**Your goal**
Give all of the lines again, with nothing added or dropped.

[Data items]
---
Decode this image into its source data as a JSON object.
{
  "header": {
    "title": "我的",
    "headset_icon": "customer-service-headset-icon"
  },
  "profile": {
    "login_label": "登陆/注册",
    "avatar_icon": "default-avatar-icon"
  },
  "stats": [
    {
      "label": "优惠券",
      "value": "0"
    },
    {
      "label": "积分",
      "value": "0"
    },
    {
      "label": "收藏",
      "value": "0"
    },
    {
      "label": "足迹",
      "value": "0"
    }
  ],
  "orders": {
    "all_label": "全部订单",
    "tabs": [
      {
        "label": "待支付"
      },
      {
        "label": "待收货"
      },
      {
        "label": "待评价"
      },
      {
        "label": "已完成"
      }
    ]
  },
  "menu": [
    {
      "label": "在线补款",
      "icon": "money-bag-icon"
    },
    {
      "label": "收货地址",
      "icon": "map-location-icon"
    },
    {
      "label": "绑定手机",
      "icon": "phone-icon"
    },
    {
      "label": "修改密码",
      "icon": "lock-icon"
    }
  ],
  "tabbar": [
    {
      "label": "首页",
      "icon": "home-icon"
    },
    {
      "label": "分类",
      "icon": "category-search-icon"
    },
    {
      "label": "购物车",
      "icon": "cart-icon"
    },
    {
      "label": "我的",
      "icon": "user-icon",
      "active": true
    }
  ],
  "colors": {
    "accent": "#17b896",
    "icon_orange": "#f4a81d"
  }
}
---
**Result of the task**
Decode this image into its source data as a JSON object.
{
  "header": {
    "title": "我的",
    "headset_icon": "customer-service-headset-icon"
  },
  "profile": {
    "login_label": "登陆/注册",
    "avatar_icon": "default-avatar-icon"
  },
  "stats": [
    {
      "label": "优惠券",
      "value": "0"
    },
    {
      "label": "积分",
      "value": "0"
    },
    {
      "label": "收藏",
      "value": "0"
    },
    {
      "label": "足迹",
      "value": "0"
    }
  ],
  "orders": {
    "all_label": "全部订单",
    "tabs": [
      {
        "label": "待支付"
      },
      {
        "label": "待收货"
      },
      {
        "label": "待评价"
      },
      {
        "label": "已完成"
      }
    ]
  },
  "menu": [
    {
      "label": "在线补款",
      "icon": "money-bag-icon"
    },
    {
      "label": "收货地址",
      "icon": "map-location-icon"
    },
    {
      "label": "绑定手机",
      "icon": "phone-icon"
    },
    {
      "label": "修改密码",
      "icon": "lock-icon"
    }
  ],
  "tabbar": [
    {
      "label": "首页",
      "icon": "home-icon"
    },
    {
      "label": "分类",
      "icon": "category-search-icon"
    },
    {
      "label": "购物车",
      "icon": "cart-icon"
    },
    {
      "label": "我的",
      "icon": "user-icon",
      "active": true
    }
  ],
  "colors": {
    "accent": "#17b896",
    "icon_orange": "#f4a81d"
  }
}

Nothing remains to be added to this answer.